[Data items]
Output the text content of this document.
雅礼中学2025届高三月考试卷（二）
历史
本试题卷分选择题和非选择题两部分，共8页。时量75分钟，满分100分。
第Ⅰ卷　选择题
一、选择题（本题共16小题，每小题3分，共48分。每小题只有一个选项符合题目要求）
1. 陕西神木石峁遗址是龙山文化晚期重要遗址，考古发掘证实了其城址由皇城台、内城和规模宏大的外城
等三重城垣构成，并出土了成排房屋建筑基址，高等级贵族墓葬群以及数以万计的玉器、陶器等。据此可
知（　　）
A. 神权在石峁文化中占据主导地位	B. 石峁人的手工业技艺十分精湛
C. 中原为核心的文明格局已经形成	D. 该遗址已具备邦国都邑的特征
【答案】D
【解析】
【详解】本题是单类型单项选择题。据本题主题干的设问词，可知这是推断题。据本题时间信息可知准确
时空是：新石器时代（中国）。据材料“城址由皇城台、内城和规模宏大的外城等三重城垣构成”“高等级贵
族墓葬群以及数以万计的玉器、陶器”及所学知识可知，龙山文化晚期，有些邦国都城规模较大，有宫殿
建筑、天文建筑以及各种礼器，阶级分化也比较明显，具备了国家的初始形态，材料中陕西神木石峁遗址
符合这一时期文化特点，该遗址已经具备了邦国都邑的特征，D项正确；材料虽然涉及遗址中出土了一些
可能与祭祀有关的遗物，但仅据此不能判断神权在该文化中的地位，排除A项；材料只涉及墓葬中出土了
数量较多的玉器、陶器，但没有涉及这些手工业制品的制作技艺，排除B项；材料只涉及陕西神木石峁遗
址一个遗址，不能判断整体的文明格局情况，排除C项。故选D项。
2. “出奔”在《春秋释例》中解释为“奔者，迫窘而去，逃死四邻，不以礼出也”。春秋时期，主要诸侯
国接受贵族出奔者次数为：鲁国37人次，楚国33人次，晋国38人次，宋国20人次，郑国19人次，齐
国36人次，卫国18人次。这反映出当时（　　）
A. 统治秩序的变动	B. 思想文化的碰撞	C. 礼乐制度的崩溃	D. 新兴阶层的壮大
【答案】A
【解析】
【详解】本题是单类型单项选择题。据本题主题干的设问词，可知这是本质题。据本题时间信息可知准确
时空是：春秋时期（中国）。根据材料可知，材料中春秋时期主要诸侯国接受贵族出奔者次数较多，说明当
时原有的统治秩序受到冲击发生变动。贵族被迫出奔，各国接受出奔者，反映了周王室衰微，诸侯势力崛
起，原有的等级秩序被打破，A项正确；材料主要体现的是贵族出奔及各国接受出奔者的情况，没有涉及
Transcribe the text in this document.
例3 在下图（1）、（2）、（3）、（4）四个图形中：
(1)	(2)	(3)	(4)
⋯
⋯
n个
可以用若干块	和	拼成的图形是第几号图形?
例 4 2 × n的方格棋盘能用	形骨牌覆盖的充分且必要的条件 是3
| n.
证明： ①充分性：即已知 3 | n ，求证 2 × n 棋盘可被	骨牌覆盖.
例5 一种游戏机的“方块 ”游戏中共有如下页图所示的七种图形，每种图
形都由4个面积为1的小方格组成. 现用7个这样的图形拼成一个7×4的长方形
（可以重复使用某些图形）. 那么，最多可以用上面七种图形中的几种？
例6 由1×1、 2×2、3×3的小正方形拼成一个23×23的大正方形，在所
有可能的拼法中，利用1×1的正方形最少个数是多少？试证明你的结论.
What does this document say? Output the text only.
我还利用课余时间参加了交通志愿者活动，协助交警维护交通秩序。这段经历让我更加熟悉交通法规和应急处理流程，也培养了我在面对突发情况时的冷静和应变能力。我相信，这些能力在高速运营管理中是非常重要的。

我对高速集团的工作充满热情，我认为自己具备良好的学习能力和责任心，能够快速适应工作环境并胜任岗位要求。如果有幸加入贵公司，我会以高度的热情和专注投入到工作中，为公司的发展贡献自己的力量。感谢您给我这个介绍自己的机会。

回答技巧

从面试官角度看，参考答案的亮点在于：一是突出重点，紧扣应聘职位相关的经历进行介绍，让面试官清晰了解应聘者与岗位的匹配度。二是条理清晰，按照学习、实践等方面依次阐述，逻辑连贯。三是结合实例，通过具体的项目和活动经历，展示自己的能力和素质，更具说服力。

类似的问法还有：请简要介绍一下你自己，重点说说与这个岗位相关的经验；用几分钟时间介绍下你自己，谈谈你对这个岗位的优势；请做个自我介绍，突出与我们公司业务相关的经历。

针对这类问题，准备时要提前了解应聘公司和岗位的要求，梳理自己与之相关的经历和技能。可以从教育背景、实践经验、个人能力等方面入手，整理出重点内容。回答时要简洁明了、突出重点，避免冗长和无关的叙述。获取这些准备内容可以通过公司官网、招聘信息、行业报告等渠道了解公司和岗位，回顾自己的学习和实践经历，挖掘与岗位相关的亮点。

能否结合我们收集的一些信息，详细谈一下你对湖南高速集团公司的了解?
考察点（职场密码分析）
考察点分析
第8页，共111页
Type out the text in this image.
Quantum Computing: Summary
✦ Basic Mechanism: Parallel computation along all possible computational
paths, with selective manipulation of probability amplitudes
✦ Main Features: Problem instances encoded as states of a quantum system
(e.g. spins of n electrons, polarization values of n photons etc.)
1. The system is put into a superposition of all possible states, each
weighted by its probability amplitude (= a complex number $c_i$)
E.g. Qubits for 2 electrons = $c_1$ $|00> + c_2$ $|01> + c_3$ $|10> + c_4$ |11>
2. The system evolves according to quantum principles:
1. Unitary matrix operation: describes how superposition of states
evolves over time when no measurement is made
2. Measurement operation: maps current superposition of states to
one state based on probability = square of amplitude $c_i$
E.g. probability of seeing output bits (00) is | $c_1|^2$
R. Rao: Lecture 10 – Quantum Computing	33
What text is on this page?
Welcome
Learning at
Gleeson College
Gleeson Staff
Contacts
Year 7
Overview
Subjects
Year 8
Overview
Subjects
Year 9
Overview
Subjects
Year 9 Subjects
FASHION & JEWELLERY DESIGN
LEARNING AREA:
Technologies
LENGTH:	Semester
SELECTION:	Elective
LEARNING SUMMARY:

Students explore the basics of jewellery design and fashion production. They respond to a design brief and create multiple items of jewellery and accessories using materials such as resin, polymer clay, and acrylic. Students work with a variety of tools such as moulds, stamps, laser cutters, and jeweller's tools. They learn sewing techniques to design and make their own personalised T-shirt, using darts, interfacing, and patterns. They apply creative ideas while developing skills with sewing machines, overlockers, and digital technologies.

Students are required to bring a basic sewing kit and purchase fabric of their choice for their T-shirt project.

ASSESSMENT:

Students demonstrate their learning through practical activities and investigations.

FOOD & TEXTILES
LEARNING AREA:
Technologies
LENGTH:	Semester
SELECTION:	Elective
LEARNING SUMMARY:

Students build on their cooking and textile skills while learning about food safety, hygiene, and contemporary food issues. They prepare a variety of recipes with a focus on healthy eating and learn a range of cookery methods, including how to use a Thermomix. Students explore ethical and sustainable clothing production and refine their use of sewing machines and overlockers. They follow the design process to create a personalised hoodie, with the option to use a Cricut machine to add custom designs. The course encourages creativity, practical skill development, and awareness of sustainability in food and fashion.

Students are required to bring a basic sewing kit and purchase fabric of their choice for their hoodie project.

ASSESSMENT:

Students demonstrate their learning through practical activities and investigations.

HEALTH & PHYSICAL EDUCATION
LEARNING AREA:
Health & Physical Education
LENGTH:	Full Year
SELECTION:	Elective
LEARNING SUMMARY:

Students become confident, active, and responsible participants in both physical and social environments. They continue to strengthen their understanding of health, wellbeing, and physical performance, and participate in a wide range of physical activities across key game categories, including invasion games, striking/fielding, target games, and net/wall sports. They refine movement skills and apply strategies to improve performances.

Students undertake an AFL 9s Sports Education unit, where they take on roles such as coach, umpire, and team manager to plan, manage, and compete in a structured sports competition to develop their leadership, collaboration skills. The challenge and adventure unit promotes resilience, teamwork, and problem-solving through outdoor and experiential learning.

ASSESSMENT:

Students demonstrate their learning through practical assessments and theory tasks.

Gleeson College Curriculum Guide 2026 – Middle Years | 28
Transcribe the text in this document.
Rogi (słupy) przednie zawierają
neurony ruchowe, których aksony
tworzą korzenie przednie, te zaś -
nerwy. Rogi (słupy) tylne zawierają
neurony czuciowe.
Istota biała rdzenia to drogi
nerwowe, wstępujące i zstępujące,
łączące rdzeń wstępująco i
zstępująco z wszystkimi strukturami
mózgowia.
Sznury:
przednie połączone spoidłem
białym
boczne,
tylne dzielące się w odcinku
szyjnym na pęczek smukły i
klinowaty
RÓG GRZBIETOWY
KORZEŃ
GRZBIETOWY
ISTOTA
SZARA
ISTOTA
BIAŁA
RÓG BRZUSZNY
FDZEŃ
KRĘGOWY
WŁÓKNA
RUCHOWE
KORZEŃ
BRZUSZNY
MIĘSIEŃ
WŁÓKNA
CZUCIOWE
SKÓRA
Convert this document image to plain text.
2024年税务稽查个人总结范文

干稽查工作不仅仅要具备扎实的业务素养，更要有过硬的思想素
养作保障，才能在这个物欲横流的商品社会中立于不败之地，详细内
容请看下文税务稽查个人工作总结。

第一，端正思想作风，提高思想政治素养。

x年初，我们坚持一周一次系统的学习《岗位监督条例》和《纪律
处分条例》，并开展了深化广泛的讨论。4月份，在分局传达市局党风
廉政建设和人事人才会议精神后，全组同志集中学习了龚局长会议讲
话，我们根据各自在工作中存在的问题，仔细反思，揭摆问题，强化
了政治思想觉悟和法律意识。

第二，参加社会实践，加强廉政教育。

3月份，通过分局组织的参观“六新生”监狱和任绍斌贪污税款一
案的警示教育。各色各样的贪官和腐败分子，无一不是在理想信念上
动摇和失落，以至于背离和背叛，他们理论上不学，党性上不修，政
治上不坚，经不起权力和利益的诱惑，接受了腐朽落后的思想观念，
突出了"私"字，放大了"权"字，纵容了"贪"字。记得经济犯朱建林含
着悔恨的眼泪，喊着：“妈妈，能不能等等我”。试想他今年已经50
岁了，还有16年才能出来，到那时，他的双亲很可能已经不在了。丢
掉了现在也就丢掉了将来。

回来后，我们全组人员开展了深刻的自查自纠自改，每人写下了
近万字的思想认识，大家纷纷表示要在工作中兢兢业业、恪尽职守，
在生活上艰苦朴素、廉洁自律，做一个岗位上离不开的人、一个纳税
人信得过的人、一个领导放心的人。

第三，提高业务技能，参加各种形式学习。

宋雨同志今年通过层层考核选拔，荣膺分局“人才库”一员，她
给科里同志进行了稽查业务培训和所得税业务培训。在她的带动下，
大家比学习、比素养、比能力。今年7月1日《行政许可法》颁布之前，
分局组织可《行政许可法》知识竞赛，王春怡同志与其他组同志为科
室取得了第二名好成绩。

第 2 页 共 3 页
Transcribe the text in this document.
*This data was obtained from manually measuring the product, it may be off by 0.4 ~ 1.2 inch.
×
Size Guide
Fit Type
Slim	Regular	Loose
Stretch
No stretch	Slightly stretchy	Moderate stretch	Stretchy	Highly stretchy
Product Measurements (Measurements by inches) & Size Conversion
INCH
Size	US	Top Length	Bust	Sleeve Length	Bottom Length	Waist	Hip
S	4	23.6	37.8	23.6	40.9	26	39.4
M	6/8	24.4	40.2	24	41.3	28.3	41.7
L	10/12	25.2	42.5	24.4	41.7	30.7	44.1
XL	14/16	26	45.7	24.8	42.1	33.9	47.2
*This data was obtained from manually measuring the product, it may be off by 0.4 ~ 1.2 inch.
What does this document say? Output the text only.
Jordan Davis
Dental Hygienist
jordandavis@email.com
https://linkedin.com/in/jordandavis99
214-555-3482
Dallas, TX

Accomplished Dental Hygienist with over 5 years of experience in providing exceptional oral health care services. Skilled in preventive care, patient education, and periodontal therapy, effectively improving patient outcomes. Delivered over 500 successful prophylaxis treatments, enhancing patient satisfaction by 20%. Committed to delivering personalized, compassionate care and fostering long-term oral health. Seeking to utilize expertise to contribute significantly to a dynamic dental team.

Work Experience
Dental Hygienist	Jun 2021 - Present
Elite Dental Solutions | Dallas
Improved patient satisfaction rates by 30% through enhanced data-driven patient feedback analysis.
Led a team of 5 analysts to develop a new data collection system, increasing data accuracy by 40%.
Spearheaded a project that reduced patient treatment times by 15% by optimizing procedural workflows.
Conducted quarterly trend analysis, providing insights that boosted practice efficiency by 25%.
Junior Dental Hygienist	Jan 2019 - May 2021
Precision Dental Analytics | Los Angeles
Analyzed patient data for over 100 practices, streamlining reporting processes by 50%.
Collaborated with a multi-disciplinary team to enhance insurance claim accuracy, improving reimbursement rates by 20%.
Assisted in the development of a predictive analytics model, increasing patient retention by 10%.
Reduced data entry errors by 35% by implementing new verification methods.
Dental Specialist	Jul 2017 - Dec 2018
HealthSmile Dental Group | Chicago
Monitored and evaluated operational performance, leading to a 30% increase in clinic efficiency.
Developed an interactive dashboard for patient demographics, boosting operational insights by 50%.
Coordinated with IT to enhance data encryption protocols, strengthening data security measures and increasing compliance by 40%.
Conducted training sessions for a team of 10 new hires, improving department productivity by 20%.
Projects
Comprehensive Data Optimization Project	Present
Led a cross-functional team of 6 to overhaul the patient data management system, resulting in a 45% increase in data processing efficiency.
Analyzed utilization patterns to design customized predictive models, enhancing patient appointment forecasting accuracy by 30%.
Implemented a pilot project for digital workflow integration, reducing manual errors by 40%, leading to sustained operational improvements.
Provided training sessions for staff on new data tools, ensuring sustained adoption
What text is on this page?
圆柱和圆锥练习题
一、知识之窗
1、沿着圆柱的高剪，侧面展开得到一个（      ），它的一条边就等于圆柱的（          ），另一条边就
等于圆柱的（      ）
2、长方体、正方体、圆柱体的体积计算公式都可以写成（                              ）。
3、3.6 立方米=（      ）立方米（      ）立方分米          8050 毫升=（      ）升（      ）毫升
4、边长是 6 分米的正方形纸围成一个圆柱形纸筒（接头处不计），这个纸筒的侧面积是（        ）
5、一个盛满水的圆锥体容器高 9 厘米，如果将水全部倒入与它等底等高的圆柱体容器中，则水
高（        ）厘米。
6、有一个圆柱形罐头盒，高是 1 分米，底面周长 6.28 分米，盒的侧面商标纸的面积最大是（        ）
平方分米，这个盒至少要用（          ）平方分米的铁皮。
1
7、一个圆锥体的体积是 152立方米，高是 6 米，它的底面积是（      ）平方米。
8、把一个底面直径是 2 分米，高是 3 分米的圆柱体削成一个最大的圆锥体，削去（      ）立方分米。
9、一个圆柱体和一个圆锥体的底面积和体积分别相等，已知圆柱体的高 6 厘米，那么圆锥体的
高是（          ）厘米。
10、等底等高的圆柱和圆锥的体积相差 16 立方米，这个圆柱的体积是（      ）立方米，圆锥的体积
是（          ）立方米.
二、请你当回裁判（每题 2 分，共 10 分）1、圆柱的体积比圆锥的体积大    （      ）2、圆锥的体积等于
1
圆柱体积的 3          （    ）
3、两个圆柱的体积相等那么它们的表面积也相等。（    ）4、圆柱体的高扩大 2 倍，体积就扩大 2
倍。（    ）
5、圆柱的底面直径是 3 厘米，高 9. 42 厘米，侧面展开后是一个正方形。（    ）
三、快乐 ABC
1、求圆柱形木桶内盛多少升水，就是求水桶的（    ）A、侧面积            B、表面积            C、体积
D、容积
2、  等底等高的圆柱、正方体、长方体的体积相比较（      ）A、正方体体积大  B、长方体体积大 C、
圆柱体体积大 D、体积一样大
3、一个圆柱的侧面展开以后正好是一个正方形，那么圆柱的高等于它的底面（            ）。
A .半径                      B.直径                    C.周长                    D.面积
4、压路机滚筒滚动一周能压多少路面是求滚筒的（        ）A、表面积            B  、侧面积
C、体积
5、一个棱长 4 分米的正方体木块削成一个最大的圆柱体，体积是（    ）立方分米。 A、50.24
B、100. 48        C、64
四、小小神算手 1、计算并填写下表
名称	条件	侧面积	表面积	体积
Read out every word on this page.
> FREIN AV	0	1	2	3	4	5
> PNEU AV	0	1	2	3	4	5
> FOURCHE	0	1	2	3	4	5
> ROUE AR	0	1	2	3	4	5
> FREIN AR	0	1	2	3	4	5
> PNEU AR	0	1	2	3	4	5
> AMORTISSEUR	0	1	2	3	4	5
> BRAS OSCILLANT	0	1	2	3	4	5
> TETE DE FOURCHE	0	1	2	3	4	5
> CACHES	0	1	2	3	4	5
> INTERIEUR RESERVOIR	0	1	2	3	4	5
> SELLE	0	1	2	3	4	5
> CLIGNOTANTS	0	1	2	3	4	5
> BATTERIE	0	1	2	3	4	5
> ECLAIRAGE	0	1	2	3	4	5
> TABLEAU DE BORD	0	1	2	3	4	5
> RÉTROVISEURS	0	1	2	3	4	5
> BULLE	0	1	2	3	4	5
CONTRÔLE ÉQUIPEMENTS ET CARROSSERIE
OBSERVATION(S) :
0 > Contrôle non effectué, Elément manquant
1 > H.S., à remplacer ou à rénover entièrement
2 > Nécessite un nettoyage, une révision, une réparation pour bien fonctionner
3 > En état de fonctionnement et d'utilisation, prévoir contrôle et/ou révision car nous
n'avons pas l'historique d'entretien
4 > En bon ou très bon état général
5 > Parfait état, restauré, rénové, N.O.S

Request → Copy all lines from the material that hold "overlockers".

Reply to the task →
Students explore the basics of jewellery design and fashion production. They respond to a design brief and create multiple items of jewellery and accessories using materials such as resin, polymer clay, and acrylic. Students work with a variety of tools such as moulds, stamps, laser cutters, and jeweller's tools. They learn sewing techniques to design and make their own personalised T-shirt, using darts, interfacing, and patterns. They apply creative ideas while developing skills with sewing machines, overlockers, and digital technologies.
Students build on their cooking and textile skills while learning about food safety, hygiene, and contemporary food issues. They prepare a variety of recipes with a focus on healthy eating and learn a range of cookery methods, including how to use a Thermomix. Students explore ethical and sustainable clothing production and refine their use of sewing machines and overlockers. They follow the design process to create a personalised hoodie, with the option to use a Cricut machine to add custom designs. The course encourages creativity, practical skill development, and awareness of sustainability in food and fashion.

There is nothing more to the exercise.